> [WHAT TO WORK ON]
Search the entries for the word "this" and pull out each line that has it.

> [STORED DATA]
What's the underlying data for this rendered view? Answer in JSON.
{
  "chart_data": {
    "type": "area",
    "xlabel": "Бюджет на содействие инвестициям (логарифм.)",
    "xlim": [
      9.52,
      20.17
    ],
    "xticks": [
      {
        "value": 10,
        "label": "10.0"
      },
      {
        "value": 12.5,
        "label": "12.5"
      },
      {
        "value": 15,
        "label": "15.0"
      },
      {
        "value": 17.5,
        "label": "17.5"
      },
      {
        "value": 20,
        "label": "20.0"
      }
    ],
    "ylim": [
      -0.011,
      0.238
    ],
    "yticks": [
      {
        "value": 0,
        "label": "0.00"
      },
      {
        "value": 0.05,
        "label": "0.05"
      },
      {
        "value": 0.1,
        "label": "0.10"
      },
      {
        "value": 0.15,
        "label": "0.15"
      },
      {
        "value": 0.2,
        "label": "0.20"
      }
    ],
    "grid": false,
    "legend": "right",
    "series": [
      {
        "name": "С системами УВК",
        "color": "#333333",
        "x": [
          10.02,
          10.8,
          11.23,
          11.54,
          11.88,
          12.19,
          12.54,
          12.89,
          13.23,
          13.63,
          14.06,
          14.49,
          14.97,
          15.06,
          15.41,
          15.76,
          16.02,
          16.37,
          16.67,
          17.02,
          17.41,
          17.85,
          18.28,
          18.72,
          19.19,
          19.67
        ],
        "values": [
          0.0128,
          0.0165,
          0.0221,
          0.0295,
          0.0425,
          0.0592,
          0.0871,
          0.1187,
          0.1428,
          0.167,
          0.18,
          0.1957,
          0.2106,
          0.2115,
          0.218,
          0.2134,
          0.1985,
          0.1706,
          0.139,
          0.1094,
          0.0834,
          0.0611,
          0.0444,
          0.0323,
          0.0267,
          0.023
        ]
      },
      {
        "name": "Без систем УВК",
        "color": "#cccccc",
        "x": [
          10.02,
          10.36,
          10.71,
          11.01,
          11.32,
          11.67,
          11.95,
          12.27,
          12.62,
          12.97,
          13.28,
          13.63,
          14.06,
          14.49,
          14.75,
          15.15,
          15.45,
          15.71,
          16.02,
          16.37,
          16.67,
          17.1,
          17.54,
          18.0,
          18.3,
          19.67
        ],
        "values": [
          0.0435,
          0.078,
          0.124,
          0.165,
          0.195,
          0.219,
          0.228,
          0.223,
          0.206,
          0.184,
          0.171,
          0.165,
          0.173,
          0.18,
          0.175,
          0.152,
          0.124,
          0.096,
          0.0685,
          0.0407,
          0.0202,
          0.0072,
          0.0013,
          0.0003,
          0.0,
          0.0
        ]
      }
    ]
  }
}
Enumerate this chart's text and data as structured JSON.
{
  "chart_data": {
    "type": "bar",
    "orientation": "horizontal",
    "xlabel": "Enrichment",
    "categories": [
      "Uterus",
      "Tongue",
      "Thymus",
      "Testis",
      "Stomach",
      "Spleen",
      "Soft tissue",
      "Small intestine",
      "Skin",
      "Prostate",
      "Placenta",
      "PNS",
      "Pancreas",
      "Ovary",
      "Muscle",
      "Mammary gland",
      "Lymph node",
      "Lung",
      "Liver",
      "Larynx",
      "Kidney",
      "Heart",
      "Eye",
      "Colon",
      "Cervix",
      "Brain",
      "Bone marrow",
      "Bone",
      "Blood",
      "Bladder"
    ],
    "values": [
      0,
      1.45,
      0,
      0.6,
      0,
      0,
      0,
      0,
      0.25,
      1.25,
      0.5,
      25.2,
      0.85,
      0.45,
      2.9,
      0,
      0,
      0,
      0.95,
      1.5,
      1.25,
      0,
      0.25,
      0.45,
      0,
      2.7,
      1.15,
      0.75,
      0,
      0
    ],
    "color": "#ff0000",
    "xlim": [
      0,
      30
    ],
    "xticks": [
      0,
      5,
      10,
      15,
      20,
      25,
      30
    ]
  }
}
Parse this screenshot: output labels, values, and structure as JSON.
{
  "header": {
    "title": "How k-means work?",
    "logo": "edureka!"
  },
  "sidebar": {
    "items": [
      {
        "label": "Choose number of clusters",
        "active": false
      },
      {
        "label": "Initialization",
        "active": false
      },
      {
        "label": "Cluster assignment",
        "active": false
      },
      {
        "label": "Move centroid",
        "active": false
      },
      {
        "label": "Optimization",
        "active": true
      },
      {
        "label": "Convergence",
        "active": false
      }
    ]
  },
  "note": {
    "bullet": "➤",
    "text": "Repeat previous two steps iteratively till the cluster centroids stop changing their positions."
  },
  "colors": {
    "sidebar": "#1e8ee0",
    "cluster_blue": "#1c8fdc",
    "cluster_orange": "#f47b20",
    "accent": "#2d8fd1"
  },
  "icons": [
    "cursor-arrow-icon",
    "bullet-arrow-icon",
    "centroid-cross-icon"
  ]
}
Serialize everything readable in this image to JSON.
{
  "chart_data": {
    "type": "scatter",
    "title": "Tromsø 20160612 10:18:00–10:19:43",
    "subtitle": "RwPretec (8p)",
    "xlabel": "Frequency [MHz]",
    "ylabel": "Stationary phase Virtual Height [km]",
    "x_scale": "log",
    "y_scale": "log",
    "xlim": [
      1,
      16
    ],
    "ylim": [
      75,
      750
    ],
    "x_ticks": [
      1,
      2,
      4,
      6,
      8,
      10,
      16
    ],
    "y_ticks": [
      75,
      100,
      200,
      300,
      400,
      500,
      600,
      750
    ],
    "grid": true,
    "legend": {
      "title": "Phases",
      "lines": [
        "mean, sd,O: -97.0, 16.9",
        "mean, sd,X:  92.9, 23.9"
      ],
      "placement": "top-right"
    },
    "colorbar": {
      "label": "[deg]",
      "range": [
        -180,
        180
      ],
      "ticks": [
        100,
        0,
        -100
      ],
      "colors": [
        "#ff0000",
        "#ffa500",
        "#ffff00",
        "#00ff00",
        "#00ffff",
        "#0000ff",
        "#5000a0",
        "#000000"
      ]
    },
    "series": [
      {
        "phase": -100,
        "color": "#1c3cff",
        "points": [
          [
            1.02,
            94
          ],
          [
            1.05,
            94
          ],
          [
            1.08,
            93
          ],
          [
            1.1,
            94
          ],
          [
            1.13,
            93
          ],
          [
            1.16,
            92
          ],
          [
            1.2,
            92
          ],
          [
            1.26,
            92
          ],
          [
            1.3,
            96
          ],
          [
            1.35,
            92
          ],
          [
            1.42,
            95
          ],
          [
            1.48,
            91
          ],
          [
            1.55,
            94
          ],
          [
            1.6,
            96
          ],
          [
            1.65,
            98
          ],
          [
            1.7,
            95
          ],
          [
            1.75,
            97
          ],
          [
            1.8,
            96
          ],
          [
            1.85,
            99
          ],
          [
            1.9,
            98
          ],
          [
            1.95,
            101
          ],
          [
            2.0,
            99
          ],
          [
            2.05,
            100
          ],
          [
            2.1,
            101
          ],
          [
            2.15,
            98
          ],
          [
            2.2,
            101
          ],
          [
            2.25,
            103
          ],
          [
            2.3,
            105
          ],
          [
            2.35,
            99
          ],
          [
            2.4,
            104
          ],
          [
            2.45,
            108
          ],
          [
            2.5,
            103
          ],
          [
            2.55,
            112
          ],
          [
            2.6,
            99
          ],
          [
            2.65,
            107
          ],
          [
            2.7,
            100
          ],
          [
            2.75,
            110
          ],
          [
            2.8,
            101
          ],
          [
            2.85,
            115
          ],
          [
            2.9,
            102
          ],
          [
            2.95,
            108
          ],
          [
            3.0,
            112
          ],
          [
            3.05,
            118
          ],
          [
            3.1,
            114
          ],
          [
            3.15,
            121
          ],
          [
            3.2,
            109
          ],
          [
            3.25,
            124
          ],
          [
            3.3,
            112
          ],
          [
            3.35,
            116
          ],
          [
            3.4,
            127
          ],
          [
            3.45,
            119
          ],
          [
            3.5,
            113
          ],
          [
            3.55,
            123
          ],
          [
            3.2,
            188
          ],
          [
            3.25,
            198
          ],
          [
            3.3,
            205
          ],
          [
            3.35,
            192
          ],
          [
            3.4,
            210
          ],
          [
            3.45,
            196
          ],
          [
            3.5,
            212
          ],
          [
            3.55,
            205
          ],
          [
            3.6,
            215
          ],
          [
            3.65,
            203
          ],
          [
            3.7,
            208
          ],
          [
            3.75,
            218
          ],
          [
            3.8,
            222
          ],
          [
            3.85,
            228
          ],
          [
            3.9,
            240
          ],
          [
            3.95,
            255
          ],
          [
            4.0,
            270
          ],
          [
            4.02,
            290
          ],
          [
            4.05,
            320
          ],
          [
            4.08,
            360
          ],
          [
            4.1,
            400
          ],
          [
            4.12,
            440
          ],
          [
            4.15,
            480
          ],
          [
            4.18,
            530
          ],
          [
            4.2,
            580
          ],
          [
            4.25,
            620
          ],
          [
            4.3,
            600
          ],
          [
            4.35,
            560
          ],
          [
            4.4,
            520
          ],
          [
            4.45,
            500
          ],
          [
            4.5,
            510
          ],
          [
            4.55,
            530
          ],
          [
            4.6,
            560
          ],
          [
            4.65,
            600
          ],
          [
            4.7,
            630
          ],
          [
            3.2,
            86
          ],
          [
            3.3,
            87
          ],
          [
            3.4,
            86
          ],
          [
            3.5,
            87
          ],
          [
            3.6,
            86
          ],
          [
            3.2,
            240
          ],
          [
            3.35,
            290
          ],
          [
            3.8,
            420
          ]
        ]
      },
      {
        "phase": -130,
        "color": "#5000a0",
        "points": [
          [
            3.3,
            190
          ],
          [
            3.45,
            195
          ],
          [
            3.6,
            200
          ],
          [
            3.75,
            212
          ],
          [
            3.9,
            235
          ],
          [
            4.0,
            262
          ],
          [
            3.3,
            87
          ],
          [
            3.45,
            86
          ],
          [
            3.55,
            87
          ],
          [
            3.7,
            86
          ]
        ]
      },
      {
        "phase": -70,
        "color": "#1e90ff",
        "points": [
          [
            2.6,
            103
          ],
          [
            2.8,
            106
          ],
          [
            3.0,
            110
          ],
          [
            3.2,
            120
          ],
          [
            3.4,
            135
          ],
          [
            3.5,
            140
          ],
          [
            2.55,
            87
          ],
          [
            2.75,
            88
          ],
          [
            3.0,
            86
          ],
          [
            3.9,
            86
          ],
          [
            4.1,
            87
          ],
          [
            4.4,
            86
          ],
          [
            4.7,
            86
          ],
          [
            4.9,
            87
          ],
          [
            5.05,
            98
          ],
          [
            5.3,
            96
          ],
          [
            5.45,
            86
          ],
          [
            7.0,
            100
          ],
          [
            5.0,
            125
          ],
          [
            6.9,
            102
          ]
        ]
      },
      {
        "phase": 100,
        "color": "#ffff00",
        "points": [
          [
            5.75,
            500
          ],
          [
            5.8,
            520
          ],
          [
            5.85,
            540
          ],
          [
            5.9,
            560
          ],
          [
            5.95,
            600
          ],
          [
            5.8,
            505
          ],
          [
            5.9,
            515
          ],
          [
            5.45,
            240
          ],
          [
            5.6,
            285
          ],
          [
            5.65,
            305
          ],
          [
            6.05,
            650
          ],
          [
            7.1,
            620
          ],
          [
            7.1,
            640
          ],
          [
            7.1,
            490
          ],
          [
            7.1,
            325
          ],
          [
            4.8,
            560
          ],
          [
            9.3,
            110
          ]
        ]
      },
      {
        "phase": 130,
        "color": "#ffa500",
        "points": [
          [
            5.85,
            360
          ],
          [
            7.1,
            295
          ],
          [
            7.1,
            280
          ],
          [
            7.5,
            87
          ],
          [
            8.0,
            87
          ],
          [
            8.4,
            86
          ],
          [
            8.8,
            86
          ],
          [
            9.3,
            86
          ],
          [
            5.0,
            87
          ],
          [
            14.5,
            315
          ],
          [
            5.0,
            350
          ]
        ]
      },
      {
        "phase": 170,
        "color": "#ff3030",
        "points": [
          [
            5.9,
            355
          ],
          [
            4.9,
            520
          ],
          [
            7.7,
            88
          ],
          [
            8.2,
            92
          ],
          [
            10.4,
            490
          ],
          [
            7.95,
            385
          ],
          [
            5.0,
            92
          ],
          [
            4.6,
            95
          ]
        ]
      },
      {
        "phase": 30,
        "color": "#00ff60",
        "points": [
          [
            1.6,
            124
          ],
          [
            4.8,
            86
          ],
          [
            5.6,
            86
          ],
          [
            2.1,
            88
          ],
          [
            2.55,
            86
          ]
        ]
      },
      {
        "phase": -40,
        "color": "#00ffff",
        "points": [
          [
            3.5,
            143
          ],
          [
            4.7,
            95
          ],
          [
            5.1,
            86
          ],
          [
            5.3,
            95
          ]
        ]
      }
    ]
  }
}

> [FULL ANSWER]
What's the underlying data for this rendered view? Answer in JSON.
Enumerate this chart's text and data as structured JSON.
Parse this screenshot: output labels, values, and structure as JSON.
Serialize everything readable in this image to JSON.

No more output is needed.